━━ Given records

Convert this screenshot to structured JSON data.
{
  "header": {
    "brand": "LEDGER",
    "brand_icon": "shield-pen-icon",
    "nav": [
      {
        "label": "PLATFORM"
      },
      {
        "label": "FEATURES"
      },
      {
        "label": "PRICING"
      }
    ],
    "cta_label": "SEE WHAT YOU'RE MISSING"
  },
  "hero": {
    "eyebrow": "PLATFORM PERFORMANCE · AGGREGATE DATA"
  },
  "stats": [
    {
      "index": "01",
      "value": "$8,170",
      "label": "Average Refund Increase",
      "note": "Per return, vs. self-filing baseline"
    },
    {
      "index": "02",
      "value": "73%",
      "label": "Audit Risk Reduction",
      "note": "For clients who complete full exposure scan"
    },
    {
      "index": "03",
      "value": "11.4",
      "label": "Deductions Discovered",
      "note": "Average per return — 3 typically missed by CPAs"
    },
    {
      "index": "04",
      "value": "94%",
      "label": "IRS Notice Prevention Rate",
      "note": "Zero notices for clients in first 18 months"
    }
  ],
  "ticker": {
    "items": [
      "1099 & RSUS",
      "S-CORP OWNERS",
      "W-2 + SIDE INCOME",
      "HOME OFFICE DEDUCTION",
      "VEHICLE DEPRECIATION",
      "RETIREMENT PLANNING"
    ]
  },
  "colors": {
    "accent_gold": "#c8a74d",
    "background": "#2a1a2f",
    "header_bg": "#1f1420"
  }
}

━━━━

Task instructions:
Where a line of the data holds "clients", show that line.

Task result:
      "note": "For clients who complete full exposure scan"
      "note": "Zero notices for clients in first 18 months"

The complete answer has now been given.